_PROMPT_. Check each line for the string "this", then give only how many lines have it.

══ DATA LISTING ══

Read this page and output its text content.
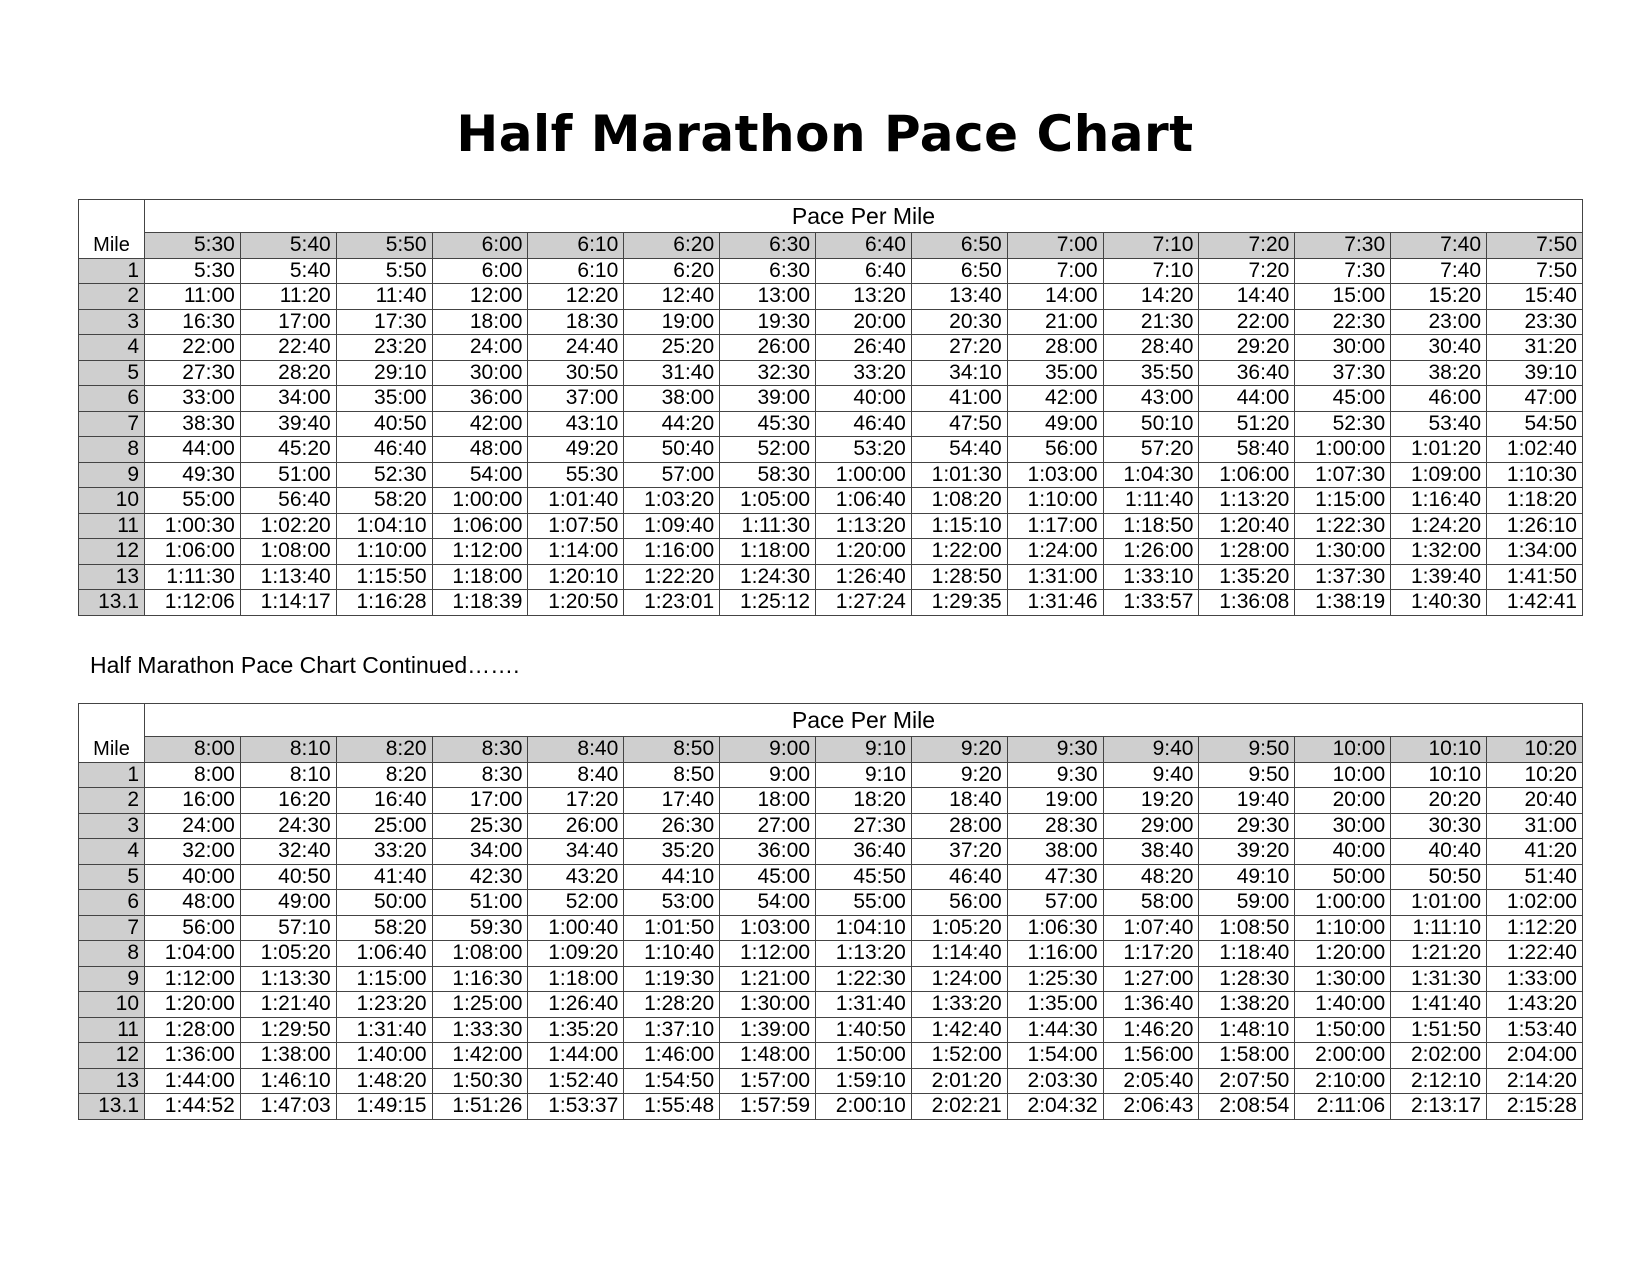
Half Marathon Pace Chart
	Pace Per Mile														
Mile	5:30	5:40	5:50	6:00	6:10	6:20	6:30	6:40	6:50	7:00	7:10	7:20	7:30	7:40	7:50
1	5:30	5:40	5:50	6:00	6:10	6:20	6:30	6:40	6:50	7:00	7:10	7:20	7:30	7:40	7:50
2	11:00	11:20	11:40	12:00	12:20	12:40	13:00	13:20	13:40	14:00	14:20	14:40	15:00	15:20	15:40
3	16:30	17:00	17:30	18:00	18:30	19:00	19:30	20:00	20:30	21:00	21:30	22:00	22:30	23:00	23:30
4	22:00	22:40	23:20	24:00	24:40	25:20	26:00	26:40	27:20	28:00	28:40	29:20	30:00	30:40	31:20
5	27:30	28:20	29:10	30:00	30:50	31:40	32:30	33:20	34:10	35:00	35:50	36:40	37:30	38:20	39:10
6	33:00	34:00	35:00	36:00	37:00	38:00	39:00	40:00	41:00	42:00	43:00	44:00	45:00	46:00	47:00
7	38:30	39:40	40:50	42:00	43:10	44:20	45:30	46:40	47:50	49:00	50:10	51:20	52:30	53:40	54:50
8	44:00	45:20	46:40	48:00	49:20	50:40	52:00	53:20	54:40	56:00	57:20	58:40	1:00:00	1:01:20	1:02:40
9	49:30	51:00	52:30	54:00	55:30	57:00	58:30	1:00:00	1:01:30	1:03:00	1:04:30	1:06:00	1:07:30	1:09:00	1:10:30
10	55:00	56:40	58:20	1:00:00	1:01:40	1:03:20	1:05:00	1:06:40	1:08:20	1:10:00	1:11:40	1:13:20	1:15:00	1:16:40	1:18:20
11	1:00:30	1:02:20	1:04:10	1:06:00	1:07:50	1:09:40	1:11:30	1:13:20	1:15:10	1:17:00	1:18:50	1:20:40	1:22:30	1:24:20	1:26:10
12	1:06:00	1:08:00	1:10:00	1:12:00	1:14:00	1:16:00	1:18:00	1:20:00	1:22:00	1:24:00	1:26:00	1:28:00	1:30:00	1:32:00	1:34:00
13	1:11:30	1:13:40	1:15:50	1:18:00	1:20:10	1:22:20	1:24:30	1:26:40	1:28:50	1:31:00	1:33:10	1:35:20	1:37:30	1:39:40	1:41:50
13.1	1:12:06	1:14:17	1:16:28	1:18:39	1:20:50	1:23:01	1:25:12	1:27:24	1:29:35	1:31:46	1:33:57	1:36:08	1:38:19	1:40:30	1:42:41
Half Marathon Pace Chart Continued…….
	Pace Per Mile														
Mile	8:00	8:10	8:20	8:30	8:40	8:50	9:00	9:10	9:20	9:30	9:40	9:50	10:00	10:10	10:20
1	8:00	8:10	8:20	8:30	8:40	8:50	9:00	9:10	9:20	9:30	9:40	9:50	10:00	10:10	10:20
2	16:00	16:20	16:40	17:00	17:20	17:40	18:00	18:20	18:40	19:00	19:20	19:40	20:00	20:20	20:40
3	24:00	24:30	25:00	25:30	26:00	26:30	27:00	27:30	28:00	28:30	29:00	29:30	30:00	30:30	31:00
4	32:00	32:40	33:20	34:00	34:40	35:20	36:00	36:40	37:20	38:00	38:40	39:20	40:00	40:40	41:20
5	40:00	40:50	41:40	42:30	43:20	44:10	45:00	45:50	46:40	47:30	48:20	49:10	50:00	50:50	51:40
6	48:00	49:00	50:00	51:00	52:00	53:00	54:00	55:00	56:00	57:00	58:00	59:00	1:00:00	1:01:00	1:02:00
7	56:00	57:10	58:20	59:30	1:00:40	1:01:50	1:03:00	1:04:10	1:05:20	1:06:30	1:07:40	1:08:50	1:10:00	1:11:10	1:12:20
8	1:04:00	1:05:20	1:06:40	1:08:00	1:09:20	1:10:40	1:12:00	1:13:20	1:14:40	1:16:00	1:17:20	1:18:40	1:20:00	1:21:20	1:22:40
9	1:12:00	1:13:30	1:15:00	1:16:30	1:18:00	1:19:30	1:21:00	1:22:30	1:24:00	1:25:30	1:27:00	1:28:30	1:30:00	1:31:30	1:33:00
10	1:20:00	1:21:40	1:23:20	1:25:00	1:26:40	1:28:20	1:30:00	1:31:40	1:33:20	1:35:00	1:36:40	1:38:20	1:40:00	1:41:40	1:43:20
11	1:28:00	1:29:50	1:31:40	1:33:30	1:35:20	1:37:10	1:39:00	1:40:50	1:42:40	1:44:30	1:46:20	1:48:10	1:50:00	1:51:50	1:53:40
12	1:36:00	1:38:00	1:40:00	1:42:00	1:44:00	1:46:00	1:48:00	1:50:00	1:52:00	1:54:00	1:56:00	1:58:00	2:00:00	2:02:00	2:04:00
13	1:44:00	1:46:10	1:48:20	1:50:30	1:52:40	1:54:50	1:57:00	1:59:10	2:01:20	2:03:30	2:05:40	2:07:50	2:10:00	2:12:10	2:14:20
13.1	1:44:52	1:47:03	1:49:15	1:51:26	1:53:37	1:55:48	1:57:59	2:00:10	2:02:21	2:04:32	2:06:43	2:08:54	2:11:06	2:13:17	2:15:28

═══
══ DATA LISTING ══

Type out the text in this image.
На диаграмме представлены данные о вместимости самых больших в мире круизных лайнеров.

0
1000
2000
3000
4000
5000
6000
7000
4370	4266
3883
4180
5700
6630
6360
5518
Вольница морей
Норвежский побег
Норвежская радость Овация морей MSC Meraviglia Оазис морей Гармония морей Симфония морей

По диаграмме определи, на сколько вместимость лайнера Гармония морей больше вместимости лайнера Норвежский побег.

═══
══ DATA LISTING ══

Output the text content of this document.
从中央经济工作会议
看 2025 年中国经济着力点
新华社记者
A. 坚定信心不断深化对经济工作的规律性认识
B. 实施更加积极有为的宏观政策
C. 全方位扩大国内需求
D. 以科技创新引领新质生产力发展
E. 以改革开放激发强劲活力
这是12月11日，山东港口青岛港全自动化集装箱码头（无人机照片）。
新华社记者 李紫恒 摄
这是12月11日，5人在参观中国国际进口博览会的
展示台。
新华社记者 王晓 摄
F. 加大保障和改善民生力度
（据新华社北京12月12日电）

═══

_EXERCISE OUTPUT_. 3